▸ **TASK INPUT**:
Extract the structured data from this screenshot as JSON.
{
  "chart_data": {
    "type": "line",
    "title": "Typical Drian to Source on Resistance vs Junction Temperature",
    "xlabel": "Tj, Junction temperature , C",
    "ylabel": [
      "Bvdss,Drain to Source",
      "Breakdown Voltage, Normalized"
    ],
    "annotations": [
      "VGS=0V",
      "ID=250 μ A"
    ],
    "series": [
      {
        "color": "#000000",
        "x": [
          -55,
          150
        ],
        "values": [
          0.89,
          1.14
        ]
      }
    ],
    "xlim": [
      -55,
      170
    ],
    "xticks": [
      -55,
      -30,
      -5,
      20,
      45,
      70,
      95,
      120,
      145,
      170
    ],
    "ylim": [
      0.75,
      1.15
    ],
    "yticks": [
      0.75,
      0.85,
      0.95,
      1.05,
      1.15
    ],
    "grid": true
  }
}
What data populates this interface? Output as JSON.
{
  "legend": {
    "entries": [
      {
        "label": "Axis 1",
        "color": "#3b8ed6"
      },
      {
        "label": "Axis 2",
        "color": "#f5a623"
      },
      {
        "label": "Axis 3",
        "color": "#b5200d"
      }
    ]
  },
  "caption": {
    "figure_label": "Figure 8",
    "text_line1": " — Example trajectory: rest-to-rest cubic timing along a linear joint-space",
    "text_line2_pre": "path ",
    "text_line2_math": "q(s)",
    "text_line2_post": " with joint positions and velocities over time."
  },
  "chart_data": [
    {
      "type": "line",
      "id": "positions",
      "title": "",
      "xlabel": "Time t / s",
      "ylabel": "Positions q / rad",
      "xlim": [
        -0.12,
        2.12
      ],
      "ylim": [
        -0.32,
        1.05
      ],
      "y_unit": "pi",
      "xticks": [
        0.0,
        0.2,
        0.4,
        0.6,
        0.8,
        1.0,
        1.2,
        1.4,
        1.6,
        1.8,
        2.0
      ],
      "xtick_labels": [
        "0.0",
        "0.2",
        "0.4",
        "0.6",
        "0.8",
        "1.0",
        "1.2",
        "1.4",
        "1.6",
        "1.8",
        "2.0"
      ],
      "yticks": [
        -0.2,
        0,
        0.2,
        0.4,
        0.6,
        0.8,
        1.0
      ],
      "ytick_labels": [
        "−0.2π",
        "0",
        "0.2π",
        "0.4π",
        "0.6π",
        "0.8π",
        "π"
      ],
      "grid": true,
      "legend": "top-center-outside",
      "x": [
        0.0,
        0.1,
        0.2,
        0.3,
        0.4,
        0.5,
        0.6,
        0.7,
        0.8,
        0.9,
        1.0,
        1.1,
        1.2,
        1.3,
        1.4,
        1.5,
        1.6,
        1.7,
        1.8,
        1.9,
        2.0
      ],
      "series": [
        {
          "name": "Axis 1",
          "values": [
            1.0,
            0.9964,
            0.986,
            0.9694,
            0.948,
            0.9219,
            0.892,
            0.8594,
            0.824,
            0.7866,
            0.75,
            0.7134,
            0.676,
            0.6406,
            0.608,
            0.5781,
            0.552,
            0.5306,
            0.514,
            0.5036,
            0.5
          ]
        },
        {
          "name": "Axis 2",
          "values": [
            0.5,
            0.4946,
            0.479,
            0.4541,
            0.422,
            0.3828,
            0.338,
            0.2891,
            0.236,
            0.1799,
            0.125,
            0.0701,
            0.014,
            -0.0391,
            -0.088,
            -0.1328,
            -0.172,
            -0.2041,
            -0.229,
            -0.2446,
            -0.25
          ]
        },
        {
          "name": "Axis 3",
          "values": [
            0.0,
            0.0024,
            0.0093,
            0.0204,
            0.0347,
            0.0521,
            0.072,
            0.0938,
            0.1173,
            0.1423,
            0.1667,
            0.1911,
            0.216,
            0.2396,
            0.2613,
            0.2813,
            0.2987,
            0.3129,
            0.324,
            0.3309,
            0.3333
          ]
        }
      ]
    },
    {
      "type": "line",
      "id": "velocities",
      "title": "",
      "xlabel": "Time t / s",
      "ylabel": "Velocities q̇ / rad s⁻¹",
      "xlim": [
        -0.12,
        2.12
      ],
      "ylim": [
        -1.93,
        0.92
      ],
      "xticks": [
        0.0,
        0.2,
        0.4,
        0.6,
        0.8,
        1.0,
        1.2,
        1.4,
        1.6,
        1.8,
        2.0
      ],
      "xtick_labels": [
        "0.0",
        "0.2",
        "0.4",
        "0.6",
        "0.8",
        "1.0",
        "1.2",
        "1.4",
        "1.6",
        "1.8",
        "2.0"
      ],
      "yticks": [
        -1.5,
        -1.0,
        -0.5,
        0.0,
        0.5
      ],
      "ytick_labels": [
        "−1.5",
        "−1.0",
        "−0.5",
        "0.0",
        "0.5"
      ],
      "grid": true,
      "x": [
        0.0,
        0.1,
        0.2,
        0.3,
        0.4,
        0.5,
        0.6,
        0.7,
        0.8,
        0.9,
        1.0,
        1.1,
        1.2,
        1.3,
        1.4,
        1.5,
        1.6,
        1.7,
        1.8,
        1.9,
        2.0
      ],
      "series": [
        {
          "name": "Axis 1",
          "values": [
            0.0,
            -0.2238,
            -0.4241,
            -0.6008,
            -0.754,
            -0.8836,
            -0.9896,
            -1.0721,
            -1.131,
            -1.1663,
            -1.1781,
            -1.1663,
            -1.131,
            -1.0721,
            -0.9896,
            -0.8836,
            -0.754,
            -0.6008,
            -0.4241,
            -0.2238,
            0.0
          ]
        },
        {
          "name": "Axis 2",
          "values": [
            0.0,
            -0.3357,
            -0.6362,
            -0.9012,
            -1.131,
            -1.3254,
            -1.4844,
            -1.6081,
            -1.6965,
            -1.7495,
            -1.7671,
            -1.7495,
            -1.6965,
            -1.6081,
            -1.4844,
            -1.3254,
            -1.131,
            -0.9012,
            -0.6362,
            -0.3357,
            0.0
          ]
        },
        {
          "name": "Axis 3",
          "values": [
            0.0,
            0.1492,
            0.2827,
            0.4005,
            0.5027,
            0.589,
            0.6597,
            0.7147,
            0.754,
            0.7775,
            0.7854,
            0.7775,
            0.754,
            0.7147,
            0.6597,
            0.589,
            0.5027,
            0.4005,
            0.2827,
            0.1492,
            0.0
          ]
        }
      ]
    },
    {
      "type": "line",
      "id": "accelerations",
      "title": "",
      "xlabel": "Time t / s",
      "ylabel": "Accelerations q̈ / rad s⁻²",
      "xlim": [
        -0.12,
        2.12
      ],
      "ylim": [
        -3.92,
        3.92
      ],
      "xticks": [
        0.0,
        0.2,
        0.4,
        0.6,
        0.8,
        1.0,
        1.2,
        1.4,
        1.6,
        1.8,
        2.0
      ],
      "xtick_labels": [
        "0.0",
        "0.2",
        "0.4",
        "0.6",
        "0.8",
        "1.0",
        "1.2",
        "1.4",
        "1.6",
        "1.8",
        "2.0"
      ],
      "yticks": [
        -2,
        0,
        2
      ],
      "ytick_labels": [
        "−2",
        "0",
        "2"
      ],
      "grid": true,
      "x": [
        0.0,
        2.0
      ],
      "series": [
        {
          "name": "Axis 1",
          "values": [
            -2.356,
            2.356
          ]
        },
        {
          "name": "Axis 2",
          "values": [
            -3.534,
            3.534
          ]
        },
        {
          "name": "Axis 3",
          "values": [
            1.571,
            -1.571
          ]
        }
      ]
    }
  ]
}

▸ **DO THIS**: Count every line in the data where the string "Junction" occurs. Give nothing except the number.

▸ **OUTPUT**: 2